_SHORT TASK_
Single out each line with the word "time" and copy it.

[Dataset rows]
^^^^^^^^^^^^^^^^

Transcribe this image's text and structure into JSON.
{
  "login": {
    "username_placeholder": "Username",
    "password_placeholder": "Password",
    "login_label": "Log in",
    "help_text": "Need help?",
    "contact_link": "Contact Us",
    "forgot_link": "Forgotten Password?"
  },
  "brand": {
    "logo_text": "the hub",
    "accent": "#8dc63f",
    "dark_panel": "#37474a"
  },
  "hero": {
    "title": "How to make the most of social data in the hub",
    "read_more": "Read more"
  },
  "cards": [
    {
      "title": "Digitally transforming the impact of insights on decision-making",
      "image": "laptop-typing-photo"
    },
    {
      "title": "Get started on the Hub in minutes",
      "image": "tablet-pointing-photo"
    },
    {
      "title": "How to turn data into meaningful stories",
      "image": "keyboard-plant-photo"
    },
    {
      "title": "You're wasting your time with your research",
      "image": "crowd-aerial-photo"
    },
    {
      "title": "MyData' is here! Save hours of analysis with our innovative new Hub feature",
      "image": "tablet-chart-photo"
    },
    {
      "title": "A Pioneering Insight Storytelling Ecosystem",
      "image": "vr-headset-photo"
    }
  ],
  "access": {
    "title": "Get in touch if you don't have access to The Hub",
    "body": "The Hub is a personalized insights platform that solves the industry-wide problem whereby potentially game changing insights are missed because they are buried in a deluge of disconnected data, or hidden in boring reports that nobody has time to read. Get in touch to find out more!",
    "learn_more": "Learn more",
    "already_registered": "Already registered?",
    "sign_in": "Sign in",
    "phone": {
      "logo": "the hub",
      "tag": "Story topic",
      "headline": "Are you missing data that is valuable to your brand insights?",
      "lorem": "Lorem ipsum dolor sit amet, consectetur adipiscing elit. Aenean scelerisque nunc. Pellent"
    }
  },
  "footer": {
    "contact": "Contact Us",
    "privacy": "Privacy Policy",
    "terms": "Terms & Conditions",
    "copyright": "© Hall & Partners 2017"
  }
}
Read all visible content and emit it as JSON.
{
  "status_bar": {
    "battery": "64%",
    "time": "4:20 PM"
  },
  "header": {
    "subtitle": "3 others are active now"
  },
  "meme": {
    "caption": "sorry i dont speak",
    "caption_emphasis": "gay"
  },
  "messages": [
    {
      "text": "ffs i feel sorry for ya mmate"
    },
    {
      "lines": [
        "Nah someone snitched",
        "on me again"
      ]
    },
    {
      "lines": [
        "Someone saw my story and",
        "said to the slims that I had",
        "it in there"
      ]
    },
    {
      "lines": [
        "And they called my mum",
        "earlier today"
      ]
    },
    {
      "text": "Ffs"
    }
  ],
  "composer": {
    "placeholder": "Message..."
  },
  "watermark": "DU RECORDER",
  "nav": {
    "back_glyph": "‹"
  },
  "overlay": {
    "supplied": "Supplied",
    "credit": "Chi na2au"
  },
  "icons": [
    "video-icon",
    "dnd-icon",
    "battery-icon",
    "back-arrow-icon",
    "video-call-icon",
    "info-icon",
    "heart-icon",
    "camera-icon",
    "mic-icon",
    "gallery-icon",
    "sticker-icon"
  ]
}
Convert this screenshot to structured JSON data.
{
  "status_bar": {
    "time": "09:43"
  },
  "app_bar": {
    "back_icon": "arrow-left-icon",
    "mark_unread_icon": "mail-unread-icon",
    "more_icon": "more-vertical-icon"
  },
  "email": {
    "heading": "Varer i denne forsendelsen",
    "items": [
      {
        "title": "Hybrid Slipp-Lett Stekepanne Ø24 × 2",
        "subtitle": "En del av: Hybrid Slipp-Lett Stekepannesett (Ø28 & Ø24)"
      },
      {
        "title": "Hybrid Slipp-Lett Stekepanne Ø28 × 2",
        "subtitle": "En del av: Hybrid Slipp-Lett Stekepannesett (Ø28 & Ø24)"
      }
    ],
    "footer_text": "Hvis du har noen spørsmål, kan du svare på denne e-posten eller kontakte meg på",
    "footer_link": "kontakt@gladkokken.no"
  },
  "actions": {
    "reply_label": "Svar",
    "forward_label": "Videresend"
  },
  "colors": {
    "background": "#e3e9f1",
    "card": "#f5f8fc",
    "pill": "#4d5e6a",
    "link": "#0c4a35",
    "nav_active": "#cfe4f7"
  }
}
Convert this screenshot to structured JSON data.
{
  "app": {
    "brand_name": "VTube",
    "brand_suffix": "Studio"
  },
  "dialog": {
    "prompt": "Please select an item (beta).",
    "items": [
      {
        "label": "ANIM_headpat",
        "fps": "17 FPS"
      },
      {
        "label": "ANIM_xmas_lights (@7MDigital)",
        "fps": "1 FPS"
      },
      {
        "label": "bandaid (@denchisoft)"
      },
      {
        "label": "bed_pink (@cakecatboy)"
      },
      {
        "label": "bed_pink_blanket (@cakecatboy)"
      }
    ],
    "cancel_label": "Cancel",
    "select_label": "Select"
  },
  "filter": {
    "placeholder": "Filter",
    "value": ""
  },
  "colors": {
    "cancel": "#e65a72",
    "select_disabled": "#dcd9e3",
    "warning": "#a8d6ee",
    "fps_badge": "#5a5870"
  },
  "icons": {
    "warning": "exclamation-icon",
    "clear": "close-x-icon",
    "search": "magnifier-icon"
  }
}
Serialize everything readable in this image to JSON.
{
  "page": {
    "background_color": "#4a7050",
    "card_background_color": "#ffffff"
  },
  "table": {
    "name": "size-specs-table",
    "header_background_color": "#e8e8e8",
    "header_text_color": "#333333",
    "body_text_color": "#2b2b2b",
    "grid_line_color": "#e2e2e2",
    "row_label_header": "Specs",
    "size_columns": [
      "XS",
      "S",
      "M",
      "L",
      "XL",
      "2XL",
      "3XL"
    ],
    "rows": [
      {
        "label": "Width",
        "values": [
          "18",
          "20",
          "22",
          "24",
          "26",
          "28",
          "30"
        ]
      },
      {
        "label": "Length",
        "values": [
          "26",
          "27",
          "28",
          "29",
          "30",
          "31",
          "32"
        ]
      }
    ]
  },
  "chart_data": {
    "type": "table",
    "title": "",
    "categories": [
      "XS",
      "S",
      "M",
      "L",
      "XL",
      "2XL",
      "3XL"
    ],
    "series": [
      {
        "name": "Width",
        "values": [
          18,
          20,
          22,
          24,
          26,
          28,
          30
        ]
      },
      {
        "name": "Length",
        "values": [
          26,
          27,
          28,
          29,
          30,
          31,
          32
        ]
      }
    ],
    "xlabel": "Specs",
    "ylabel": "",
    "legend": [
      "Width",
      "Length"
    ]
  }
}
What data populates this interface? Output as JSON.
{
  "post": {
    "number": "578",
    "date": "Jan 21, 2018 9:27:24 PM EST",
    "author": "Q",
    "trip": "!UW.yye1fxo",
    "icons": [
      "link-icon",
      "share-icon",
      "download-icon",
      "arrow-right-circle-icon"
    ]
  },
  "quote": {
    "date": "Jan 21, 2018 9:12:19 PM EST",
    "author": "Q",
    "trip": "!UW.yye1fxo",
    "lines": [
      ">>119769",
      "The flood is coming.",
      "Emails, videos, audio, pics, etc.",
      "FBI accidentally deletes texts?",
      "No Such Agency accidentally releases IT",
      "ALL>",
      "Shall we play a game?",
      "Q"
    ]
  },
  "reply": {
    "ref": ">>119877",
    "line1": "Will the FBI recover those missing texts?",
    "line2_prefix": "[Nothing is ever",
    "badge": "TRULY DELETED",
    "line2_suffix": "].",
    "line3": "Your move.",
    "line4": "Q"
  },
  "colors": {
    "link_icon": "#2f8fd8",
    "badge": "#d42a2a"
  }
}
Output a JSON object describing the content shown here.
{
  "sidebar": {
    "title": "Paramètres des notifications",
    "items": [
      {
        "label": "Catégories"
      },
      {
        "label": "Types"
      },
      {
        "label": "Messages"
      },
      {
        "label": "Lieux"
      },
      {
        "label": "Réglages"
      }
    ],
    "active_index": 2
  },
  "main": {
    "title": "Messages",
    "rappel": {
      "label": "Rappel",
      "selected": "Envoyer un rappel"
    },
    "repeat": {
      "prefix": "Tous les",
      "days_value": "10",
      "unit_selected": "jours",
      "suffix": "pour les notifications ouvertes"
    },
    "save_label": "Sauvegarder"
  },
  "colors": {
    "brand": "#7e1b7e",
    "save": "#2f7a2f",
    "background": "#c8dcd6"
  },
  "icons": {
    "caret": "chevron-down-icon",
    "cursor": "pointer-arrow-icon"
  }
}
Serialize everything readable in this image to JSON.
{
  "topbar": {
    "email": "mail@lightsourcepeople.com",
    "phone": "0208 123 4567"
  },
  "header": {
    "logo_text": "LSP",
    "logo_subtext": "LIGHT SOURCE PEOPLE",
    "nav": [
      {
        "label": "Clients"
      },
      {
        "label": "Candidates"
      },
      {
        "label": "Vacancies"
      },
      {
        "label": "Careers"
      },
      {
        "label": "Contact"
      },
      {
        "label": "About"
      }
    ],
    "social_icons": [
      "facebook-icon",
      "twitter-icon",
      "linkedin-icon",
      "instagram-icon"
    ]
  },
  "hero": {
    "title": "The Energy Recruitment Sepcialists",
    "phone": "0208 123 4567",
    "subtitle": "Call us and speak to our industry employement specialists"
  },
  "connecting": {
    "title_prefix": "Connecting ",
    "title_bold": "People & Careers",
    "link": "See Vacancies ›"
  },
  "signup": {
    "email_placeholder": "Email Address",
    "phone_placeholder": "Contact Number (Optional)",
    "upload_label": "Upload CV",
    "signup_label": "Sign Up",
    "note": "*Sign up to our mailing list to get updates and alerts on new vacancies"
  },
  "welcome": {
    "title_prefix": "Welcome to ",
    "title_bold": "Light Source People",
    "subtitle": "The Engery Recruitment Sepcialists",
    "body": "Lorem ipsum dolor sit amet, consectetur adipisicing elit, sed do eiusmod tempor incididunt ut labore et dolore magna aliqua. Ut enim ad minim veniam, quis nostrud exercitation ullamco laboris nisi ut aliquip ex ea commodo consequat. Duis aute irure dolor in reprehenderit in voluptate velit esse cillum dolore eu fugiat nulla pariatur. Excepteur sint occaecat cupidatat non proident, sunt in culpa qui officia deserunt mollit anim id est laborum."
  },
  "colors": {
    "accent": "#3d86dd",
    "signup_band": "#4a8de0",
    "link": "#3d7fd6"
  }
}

^^^^^^^^^^^^^^^^

_OUTPUT BELOW_
      "title": "You're wasting your time with your research",
    "body": "The Hub is a personalized insights platform that solves the industry-wide problem whereby potentially game changing insights are missed because they are buried in a deluge of disconnected data, or hidden in boring reports that nobody has time to read. Get in touch to find out more!",
    "time": "4:20 PM"
    "time": "09:43"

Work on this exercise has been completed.